TASK GOAL: Extract the full listing below without altering a single character.

Dataset items:
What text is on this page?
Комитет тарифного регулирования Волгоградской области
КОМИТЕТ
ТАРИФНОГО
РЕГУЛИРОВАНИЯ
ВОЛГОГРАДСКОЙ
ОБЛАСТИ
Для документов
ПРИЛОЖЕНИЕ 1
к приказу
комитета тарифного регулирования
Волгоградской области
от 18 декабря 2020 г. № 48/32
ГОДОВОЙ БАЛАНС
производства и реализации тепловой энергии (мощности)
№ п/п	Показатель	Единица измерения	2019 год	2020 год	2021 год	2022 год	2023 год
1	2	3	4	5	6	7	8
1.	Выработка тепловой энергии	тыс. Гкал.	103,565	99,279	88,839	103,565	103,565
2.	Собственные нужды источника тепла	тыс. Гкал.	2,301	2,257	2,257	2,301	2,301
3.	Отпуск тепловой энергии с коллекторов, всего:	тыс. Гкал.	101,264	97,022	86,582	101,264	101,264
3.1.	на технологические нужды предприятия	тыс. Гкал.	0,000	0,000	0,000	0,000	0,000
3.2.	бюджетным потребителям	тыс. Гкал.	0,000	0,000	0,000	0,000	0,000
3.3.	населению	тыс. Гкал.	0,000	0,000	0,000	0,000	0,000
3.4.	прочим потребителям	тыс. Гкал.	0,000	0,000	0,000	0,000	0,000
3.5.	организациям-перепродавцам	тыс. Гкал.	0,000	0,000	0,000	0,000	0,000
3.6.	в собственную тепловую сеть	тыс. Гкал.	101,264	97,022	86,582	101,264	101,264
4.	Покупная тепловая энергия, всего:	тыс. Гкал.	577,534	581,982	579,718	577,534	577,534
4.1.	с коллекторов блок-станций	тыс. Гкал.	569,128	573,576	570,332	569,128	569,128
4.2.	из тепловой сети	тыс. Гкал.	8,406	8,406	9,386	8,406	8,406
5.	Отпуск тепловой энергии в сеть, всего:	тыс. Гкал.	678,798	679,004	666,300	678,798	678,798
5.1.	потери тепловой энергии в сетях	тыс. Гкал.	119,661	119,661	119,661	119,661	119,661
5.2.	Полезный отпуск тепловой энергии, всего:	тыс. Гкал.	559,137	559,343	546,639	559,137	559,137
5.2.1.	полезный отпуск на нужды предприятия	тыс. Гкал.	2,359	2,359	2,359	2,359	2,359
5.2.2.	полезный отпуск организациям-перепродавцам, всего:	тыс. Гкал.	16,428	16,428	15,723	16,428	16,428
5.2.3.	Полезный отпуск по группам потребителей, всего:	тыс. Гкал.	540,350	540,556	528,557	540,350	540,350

FINISHED EXERCISE:
What text is on this page?
Комитет тарифного регулирования Волгоградской области
КОМИТЕТ
ТАРИФНОГО
РЕГУЛИРОВАНИЯ
ВОЛГОГРАДСКОЙ
ОБЛАСТИ
Для документов
ПРИЛОЖЕНИЕ 1
к приказу
комитета тарифного регулирования
Волгоградской области
от 18 декабря 2020 г. № 48/32
ГОДОВОЙ БАЛАНС
производства и реализации тепловой энергии (мощности)
№ п/п	Показатель	Единица измерения	2019 год	2020 год	2021 год	2022 год	2023 год
1	2	3	4	5	6	7	8
1.	Выработка тепловой энергии	тыс. Гкал.	103,565	99,279	88,839	103,565	103,565
2.	Собственные нужды источника тепла	тыс. Гкал.	2,301	2,257	2,257	2,301	2,301
3.	Отпуск тепловой энергии с коллекторов, всего:	тыс. Гкал.	101,264	97,022	86,582	101,264	101,264
3.1.	на технологические нужды предприятия	тыс. Гкал.	0,000	0,000	0,000	0,000	0,000
3.2.	бюджетным потребителям	тыс. Гкал.	0,000	0,000	0,000	0,000	0,000
3.3.	населению	тыс. Гкал.	0,000	0,000	0,000	0,000	0,000
3.4.	прочим потребителям	тыс. Гкал.	0,000	0,000	0,000	0,000	0,000
3.5.	организациям-перепродавцам	тыс. Гкал.	0,000	0,000	0,000	0,000	0,000
3.6.	в собственную тепловую сеть	тыс. Гкал.	101,264	97,022	86,582	101,264	101,264
4.	Покупная тепловая энергия, всего:	тыс. Гкал.	577,534	581,982	579,718	577,534	577,534
4.1.	с коллекторов блок-станций	тыс. Гкал.	569,128	573,576	570,332	569,128	569,128
4.2.	из тепловой сети	тыс. Гкал.	8,406	8,406	9,386	8,406	8,406
5.	Отпуск тепловой энергии в сеть, всего:	тыс. Гкал.	678,798	679,004	666,300	678,798	678,798
5.1.	потери тепловой энергии в сетях	тыс. Гкал.	119,661	119,661	119,661	119,661	119,661
5.2.	Полезный отпуск тепловой энергии, всего:	тыс. Гкал.	559,137	559,343	546,639	559,137	559,137
5.2.1.	полезный отпуск на нужды предприятия	тыс. Гкал.	2,359	2,359	2,359	2,359	2,359
5.2.2.	полезный отпуск организациям-перепродавцам, всего:	тыс. Гкал.	16,428	16,428	15,723	16,428	16,428
5.2.3.	Полезный отпуск по группам потребителей, всего:	тыс. Гкал.	540,350	540,556	528,557	540,350	540,350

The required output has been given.